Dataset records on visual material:
·····

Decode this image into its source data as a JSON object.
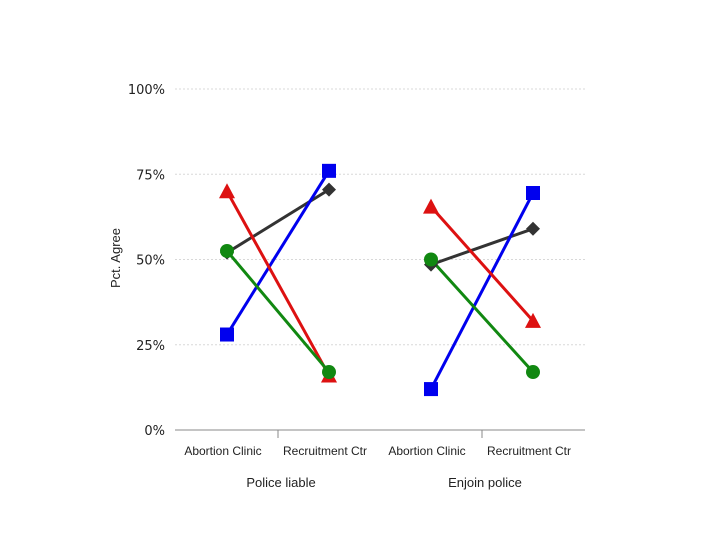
{
  "chart_data": {
    "type": "line",
    "ylabel": "Pct. Agree",
    "yticks": [
      "0%",
      "25%",
      "50%",
      "75%",
      "100%"
    ],
    "ylim": [
      0,
      100
    ],
    "grid": true,
    "panels": [
      {
        "group_label": "Police liable",
        "categories": [
          "Abortion Clinic",
          "Recruitment Ctr"
        ],
        "series": [
          {
            "marker": "diamond",
            "color": "#333333",
            "values": [
              52,
              70.5
            ]
          },
          {
            "marker": "square",
            "color": "#0000ee",
            "values": [
              28,
              76
            ]
          },
          {
            "marker": "triangle",
            "color": "#dd1111",
            "values": [
              70,
              16
            ]
          },
          {
            "marker": "circle",
            "color": "#118811",
            "values": [
              52.5,
              17
            ]
          }
        ]
      },
      {
        "group_label": "Enjoin police",
        "categories": [
          "Abortion Clinic",
          "Recruitment Ctr"
        ],
        "series": [
          {
            "marker": "diamond",
            "color": "#333333",
            "values": [
              48.5,
              59
            ]
          },
          {
            "marker": "square",
            "color": "#0000ee",
            "values": [
              12,
              69.5
            ]
          },
          {
            "marker": "triangle",
            "color": "#dd1111",
            "values": [
              65.5,
              32
            ]
          },
          {
            "marker": "circle",
            "color": "#118811",
            "values": [
              50,
              17
            ]
          }
        ]
      }
    ]
  }
}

·····

- The request: Give an exact copy of the material, leaving out every picture.

- Exercise output:
Decode this image into its source data as a JSON object.
{
  "chart_data": {
    "type": "line",
    "ylabel": "Pct. Agree",
    "yticks": [
      "0%",
      "25%",
      "50%",
      "75%",
      "100%"
    ],
    "ylim": [
      0,
      100
    ],
    "grid": true,
    "panels": [
      {
        "group_label": "Police liable",
        "categories": [
          "Abortion Clinic",
          "Recruitment Ctr"
        ],
        "series": [
          {
            "marker": "diamond",
            "color": "#333333",
            "values": [
              52,
              70.5
            ]
          },
          {
            "marker": "square",
            "color": "#0000ee",
            "values": [
              28,
              76
            ]
          },
          {
            "marker": "triangle",
            "color": "#dd1111",
            "values": [
              70,
              16
            ]
          },
          {
            "marker": "circle",
            "color": "#118811",
            "values": [
              52.5,
              17
            ]
          }
        ]
      },
      {
        "group_label": "Enjoin police",
        "categories": [
          "Abortion Clinic",
          "Recruitment Ctr"
        ],
        "series": [
          {
            "marker": "diamond",
            "color": "#333333",
            "values": [
              48.5,
              59
            ]
          },
          {
            "marker": "square",
            "color": "#0000ee",
            "values": [
              12,
              69.5
            ]
          },
          {
            "marker": "triangle",
            "color": "#dd1111",
            "values": [
              65.5,
              32
            ]
          },
          {
            "marker": "circle",
            "color": "#118811",
            "values": [
              50,
              17
            ]
          }
        ]
      }
    ]
  }
}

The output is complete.